▶ [Task statement] Using the data below, repeat all of it precisely.

▶ [Data for this task]
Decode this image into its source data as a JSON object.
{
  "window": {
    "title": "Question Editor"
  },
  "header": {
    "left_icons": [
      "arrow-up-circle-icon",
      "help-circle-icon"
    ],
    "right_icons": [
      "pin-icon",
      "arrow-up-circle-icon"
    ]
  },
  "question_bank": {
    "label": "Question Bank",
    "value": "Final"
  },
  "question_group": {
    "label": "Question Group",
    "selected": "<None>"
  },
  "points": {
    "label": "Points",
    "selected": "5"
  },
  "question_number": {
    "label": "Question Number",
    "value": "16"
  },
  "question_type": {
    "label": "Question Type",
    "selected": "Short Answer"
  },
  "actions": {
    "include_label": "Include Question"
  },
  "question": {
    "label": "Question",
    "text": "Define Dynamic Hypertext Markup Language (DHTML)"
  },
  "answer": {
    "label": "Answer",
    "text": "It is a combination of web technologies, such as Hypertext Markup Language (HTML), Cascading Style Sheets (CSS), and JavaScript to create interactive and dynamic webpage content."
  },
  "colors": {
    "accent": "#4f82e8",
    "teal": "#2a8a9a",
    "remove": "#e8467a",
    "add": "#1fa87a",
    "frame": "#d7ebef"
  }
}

▶ [Result of this task]
Decode this image into its source data as a JSON object.
{
  "window": {
    "title": "Question Editor"
  },
  "header": {
    "left_icons": [
      "arrow-up-circle-icon",
      "help-circle-icon"
    ],
    "right_icons": [
      "pin-icon",
      "arrow-up-circle-icon"
    ]
  },
  "question_bank": {
    "label": "Question Bank",
    "value": "Final"
  },
  "question_group": {
    "label": "Question Group",
    "selected": "<None>"
  },
  "points": {
    "label": "Points",
    "selected": "5"
  },
  "question_number": {
    "label": "Question Number",
    "value": "16"
  },
  "question_type": {
    "label": "Question Type",
    "selected": "Short Answer"
  },
  "actions": {
    "include_label": "Include Question"
  },
  "question": {
    "label": "Question",
    "text": "Define Dynamic Hypertext Markup Language (DHTML)"
  },
  "answer": {
    "label": "Answer",
    "text": "It is a combination of web technologies, such as Hypertext Markup Language (HTML), Cascading Style Sheets (CSS), and JavaScript to create interactive and dynamic webpage content."
  },
  "colors": {
    "accent": "#4f82e8",
    "teal": "#2a8a9a",
    "remove": "#e8467a",
    "add": "#1fa87a",
    "frame": "#d7ebef"
  }
}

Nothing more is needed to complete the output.